=== Task description ===
Every record should be written out exactly, please.

——

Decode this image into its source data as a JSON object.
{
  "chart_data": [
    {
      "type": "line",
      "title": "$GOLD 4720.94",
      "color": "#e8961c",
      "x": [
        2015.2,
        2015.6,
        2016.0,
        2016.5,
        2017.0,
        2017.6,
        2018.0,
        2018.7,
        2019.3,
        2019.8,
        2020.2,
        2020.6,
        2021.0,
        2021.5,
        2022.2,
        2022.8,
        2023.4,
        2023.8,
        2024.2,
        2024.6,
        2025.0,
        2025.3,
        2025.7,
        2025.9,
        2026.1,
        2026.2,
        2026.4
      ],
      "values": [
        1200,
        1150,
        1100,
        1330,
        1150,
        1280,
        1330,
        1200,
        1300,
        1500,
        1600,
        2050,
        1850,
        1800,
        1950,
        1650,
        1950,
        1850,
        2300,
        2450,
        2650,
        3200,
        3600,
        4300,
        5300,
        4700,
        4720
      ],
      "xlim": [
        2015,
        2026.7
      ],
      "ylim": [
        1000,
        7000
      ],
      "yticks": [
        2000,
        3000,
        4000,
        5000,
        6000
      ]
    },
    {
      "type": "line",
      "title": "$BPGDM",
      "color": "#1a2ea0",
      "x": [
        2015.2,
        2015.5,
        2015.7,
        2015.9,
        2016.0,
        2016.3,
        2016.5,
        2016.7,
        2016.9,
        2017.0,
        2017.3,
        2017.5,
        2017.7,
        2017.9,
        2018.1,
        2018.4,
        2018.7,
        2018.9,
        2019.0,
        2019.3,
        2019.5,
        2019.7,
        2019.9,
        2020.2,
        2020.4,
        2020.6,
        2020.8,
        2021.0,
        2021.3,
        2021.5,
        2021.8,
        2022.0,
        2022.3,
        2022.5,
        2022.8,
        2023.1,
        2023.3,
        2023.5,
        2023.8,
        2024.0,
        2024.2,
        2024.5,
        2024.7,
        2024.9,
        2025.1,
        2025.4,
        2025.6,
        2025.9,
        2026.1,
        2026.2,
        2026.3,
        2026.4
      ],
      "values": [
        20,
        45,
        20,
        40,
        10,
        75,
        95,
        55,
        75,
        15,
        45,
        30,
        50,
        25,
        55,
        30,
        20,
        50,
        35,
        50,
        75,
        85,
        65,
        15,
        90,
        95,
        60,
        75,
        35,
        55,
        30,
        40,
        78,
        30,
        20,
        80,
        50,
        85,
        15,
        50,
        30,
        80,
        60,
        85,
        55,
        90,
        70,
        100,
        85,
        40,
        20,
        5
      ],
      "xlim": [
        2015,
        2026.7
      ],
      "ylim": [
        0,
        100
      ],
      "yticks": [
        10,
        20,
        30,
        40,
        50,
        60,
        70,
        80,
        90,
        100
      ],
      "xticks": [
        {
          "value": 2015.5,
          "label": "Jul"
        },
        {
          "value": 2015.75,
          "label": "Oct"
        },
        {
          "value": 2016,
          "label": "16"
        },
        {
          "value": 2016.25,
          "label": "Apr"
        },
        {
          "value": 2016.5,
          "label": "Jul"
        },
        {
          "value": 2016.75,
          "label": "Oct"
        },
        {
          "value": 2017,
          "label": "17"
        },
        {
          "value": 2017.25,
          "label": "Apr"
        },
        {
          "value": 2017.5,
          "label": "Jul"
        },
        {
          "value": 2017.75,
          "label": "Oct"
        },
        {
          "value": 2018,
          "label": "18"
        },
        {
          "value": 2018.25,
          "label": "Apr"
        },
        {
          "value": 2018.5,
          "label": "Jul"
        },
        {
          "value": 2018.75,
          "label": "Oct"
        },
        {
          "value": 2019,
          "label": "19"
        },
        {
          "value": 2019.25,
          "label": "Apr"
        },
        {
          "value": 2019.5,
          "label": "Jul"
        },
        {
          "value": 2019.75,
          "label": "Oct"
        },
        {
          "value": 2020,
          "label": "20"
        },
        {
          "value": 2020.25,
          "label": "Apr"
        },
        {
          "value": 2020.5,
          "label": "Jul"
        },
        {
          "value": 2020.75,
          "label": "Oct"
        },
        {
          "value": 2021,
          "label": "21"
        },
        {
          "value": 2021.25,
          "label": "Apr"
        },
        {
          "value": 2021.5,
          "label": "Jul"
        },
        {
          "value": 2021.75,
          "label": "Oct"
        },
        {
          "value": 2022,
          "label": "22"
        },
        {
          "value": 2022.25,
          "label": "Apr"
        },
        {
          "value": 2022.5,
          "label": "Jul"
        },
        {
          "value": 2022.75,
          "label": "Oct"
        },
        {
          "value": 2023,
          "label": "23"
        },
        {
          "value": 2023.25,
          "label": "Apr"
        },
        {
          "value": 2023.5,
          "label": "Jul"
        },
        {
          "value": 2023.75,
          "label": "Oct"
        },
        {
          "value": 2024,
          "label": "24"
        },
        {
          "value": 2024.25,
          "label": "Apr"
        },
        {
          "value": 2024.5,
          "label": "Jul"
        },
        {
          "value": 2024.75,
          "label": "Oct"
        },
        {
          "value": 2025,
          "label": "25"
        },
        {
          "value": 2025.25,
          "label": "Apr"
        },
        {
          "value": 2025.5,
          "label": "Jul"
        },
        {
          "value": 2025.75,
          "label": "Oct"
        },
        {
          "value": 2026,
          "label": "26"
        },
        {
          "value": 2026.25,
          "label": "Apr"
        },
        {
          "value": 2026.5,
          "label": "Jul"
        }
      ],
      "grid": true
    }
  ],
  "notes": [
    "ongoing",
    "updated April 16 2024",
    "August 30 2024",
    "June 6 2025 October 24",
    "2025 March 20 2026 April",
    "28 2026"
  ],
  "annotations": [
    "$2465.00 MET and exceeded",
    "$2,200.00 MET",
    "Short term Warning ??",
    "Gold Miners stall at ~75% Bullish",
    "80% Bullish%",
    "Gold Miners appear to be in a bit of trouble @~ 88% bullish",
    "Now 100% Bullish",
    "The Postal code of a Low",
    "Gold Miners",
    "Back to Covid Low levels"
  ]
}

——

=== Full solution ===
Decode this image into its source data as a JSON object.
{
  "chart_data": [
    {
      "type": "line",
      "title": "$GOLD 4720.94",
      "color": "#e8961c",
      "x": [
        2015.2,
        2015.6,
        2016.0,
        2016.5,
        2017.0,
        2017.6,
        2018.0,
        2018.7,
        2019.3,
        2019.8,
        2020.2,
        2020.6,
        2021.0,
        2021.5,
        2022.2,
        2022.8,
        2023.4,
        2023.8,
        2024.2,
        2024.6,
        2025.0,
        2025.3,
        2025.7,
        2025.9,
        2026.1,
        2026.2,
        2026.4
      ],
      "values": [
        1200,
        1150,
        1100,
        1330,
        1150,
        1280,
        1330,
        1200,
        1300,
        1500,
        1600,
        2050,
        1850,
        1800,
        1950,
        1650,
        1950,
        1850,
        2300,
        2450,
        2650,
        3200,
        3600,
        4300,
        5300,
        4700,
        4720
      ],
      "xlim": [
        2015,
        2026.7
      ],
      "ylim": [
        1000,
        7000
      ],
      "yticks": [
        2000,
        3000,
        4000,
        5000,
        6000
      ]
    },
    {
      "type": "line",
      "title": "$BPGDM",
      "color": "#1a2ea0",
      "x": [
        2015.2,
        2015.5,
        2015.7,
        2015.9,
        2016.0,
        2016.3,
        2016.5,
        2016.7,
        2016.9,
        2017.0,
        2017.3,
        2017.5,
        2017.7,
        2017.9,
        2018.1,
        2018.4,
        2018.7,
        2018.9,
        2019.0,
        2019.3,
        2019.5,
        2019.7,
        2019.9,
        2020.2,
        2020.4,
        2020.6,
        2020.8,
        2021.0,
        2021.3,
        2021.5,
        2021.8,
        2022.0,
        2022.3,
        2022.5,
        2022.8,
        2023.1,
        2023.3,
        2023.5,
        2023.8,
        2024.0,
        2024.2,
        2024.5,
        2024.7,
        2024.9,
        2025.1,
        2025.4,
        2025.6,
        2025.9,
        2026.1,
        2026.2,
        2026.3,
        2026.4
      ],
      "values": [
        20,
        45,
        20,
        40,
        10,
        75,
        95,
        55,
        75,
        15,
        45,
        30,
        50,
        25,
        55,
        30,
        20,
        50,
        35,
        50,
        75,
        85,
        65,
        15,
        90,
        95,
        60,
        75,
        35,
        55,
        30,
        40,
        78,
        30,
        20,
        80,
        50,
        85,
        15,
        50,
        30,
        80,
        60,
        85,
        55,
        90,
        70,
        100,
        85,
        40,
        20,
        5
      ],
      "xlim": [
        2015,
        2026.7
      ],
      "ylim": [
        0,
        100
      ],
      "yticks": [
        10,
        20,
        30,
        40,
        50,
        60,
        70,
        80,
        90,
        100
      ],
      "xticks": [
        {
          "value": 2015.5,
          "label": "Jul"
        },
        {
          "value": 2015.75,
          "label": "Oct"
        },
        {
          "value": 2016,
          "label": "16"
        },
        {
          "value": 2016.25,
          "label": "Apr"
        },
        {
          "value": 2016.5,
          "label": "Jul"
        },
        {
          "value": 2016.75,
          "label": "Oct"
        },
        {
          "value": 2017,
          "label": "17"
        },
        {
          "value": 2017.25,
          "label": "Apr"
        },
        {
          "value": 2017.5,
          "label": "Jul"
        },
        {
          "value": 2017.75,
          "label": "Oct"
        },
        {
          "value": 2018,
          "label": "18"
        },
        {
          "value": 2018.25,
          "label": "Apr"
        },
        {
          "value": 2018.5,
          "label": "Jul"
        },
        {
          "value": 2018.75,
          "label": "Oct"
        },
        {
          "value": 2019,
          "label": "19"
        },
        {
          "value": 2019.25,
          "label": "Apr"
        },
        {
          "value": 2019.5,
          "label": "Jul"
        },
        {
          "value": 2019.75,
          "label": "Oct"
        },
        {
          "value": 2020,
          "label": "20"
        },
        {
          "value": 2020.25,
          "label": "Apr"
        },
        {
          "value": 2020.5,
          "label": "Jul"
        },
        {
          "value": 2020.75,
          "label": "Oct"
        },
        {
          "value": 2021,
          "label": "21"
        },
        {
          "value": 2021.25,
          "label": "Apr"
        },
        {
          "value": 2021.5,
          "label": "Jul"
        },
        {
          "value": 2021.75,
          "label": "Oct"
        },
        {
          "value": 2022,
          "label": "22"
        },
        {
          "value": 2022.25,
          "label": "Apr"
        },
        {
          "value": 2022.5,
          "label": "Jul"
        },
        {
          "value": 2022.75,
          "label": "Oct"
        },
        {
          "value": 2023,
          "label": "23"
        },
        {
          "value": 2023.25,
          "label": "Apr"
        },
        {
          "value": 2023.5,
          "label": "Jul"
        },
        {
          "value": 2023.75,
          "label": "Oct"
        },
        {
          "value": 2024,
          "label": "24"
        },
        {
          "value": 2024.25,
          "label": "Apr"
        },
        {
          "value": 2024.5,
          "label": "Jul"
        },
        {
          "value": 2024.75,
          "label": "Oct"
        },
        {
          "value": 2025,
          "label": "25"
        },
        {
          "value": 2025.25,
          "label": "Apr"
        },
        {
          "value": 2025.5,
          "label": "Jul"
        },
        {
          "value": 2025.75,
          "label": "Oct"
        },
        {
          "value": 2026,
          "label": "26"
        },
        {
          "value": 2026.25,
          "label": "Apr"
        },
        {
          "value": 2026.5,
          "label": "Jul"
        }
      ],
      "grid": true
    }
  ],
  "notes": [
    "ongoing",
    "updated April 16 2024",
    "August 30 2024",
    "June 6 2025 October 24",
    "2025 March 20 2026 April",
    "28 2026"
  ],
  "annotations": [
    "$2465.00 MET and exceeded",
    "$2,200.00 MET",
    "Short term Warning ??",
    "Gold Miners stall at ~75% Bullish",
    "80% Bullish%",
    "Gold Miners appear to be in a bit of trouble @~ 88% bullish",
    "Now 100% Bullish",
    "The Postal code of a Low",
    "Gold Miners",
    "Back to Covid Low levels"
  ]
}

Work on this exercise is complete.